§ **Written request**:
Go through the entries below and write each one out exactly.

§ **Given records**:
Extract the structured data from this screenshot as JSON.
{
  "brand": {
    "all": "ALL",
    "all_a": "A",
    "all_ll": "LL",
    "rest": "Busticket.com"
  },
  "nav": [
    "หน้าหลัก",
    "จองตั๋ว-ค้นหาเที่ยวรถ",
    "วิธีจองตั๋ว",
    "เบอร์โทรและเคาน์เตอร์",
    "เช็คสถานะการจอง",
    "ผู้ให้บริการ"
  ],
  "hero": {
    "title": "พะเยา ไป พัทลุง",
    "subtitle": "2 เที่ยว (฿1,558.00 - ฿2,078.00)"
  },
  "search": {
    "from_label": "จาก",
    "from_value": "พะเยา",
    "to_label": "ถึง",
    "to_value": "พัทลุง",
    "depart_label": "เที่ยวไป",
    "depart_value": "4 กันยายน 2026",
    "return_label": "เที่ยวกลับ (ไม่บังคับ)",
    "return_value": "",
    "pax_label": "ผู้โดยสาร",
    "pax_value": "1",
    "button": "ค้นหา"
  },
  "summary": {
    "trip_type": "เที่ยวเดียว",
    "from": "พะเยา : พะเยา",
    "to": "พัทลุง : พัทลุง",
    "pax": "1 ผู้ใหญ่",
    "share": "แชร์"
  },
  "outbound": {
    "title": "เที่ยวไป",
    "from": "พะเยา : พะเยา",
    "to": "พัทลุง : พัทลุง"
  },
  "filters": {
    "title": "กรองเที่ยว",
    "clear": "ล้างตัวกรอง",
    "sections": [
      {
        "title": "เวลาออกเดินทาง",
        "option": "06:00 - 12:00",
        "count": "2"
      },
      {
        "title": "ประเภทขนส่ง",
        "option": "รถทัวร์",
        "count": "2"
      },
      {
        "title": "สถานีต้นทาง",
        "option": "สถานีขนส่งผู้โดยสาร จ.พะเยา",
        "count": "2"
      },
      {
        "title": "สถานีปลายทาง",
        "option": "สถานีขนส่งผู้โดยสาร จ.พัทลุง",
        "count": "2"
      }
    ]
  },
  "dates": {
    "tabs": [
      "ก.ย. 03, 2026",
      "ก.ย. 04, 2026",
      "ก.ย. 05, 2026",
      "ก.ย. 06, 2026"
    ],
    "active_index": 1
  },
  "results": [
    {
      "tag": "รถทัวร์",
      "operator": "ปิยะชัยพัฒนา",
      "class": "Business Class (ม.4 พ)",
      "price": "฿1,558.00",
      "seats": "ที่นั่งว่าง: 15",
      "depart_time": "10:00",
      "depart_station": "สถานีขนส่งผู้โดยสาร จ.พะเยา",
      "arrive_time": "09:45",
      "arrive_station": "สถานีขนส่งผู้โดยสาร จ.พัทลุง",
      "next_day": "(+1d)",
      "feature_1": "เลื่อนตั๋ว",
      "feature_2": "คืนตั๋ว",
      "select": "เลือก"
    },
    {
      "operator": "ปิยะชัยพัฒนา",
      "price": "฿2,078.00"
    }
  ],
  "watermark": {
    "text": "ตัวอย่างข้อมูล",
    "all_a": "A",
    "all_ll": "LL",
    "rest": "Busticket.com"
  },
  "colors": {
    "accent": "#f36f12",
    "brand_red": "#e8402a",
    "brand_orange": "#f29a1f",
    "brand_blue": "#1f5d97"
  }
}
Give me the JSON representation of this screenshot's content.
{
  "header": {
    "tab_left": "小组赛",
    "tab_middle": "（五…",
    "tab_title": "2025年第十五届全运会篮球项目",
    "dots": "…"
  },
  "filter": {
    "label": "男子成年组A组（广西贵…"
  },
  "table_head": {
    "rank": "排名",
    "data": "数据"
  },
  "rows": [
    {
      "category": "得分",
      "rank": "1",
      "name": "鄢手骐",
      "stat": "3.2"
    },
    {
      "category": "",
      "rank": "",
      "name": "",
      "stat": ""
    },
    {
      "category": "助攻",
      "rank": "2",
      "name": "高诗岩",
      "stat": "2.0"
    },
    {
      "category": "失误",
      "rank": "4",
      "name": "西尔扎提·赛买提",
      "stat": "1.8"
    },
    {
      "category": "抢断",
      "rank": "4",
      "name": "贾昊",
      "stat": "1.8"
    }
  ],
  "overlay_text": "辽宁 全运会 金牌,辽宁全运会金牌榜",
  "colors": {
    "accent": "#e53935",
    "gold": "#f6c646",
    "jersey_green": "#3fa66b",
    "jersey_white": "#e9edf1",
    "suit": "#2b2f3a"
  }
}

§ **Written solution**:
Extract the structured data from this screenshot as JSON.
{
  "brand": {
    "all": "ALL",
    "all_a": "A",
    "all_ll": "LL",
    "rest": "Busticket.com"
  },
  "nav": [
    "หน้าหลัก",
    "จองตั๋ว-ค้นหาเที่ยวรถ",
    "วิธีจองตั๋ว",
    "เบอร์โทรและเคาน์เตอร์",
    "เช็คสถานะการจอง",
    "ผู้ให้บริการ"
  ],
  "hero": {
    "title": "พะเยา ไป พัทลุง",
    "subtitle": "2 เที่ยว (฿1,558.00 - ฿2,078.00)"
  },
  "search": {
    "from_label": "จาก",
    "from_value": "พะเยา",
    "to_label": "ถึง",
    "to_value": "พัทลุง",
    "depart_label": "เที่ยวไป",
    "depart_value": "4 กันยายน 2026",
    "return_label": "เที่ยวกลับ (ไม่บังคับ)",
    "return_value": "",
    "pax_label": "ผู้โดยสาร",
    "pax_value": "1",
    "button": "ค้นหา"
  },
  "summary": {
    "trip_type": "เที่ยวเดียว",
    "from": "พะเยา : พะเยา",
    "to": "พัทลุง : พัทลุง",
    "pax": "1 ผู้ใหญ่",
    "share": "แชร์"
  },
  "outbound": {
    "title": "เที่ยวไป",
    "from": "พะเยา : พะเยา",
    "to": "พัทลุง : พัทลุง"
  },
  "filters": {
    "title": "กรองเที่ยว",
    "clear": "ล้างตัวกรอง",
    "sections": [
      {
        "title": "เวลาออกเดินทาง",
        "option": "06:00 - 12:00",
        "count": "2"
      },
      {
        "title": "ประเภทขนส่ง",
        "option": "รถทัวร์",
        "count": "2"
      },
      {
        "title": "สถานีต้นทาง",
        "option": "สถานีขนส่งผู้โดยสาร จ.พะเยา",
        "count": "2"
      },
      {
        "title": "สถานีปลายทาง",
        "option": "สถานีขนส่งผู้โดยสาร จ.พัทลุง",
        "count": "2"
      }
    ]
  },
  "dates": {
    "tabs": [
      "ก.ย. 03, 2026",
      "ก.ย. 04, 2026",
      "ก.ย. 05, 2026",
      "ก.ย. 06, 2026"
    ],
    "active_index": 1
  },
  "results": [
    {
      "tag": "รถทัวร์",
      "operator": "ปิยะชัยพัฒนา",
      "class": "Business Class (ม.4 พ)",
      "price": "฿1,558.00",
      "seats": "ที่นั่งว่าง: 15",
      "depart_time": "10:00",
      "depart_station": "สถานีขนส่งผู้โดยสาร จ.พะเยา",
      "arrive_time": "09:45",
      "arrive_station": "สถานีขนส่งผู้โดยสาร จ.พัทลุง",
      "next_day": "(+1d)",
      "feature_1": "เลื่อนตั๋ว",
      "feature_2": "คืนตั๋ว",
      "select": "เลือก"
    },
    {
      "operator": "ปิยะชัยพัฒนา",
      "price": "฿2,078.00"
    }
  ],
  "watermark": {
    "text": "ตัวอย่างข้อมูล",
    "all_a": "A",
    "all_ll": "LL",
    "rest": "Busticket.com"
  },
  "colors": {
    "accent": "#f36f12",
    "brand_red": "#e8402a",
    "brand_orange": "#f29a1f",
    "brand_blue": "#1f5d97"
  }
}
Give me the JSON representation of this screenshot's content.
{
  "header": {
    "tab_left": "小组赛",
    "tab_middle": "（五…",
    "tab_title": "2025年第十五届全运会篮球项目",
    "dots": "…"
  },
  "filter": {
    "label": "男子成年组A组（广西贵…"
  },
  "table_head": {
    "rank": "排名",
    "data": "数据"
  },
  "rows": [
    {
      "category": "得分",
      "rank": "1",
      "name": "鄢手骐",
      "stat": "3.2"
    },
    {
      "category": "",
      "rank": "",
      "name": "",
      "stat": ""
    },
    {
      "category": "助攻",
      "rank": "2",
      "name": "高诗岩",
      "stat": "2.0"
    },
    {
      "category": "失误",
      "rank": "4",
      "name": "西尔扎提·赛买提",
      "stat": "1.8"
    },
    {
      "category": "抢断",
      "rank": "4",
      "name": "贾昊",
      "stat": "1.8"
    }
  ],
  "overlay_text": "辽宁 全运会 金牌,辽宁全运会金牌榜",
  "colors": {
    "accent": "#e53935",
    "gold": "#f6c646",
    "jersey_green": "#3fa66b",
    "jersey_white": "#e9edf1",
    "suit": "#2b2f3a"
  }
}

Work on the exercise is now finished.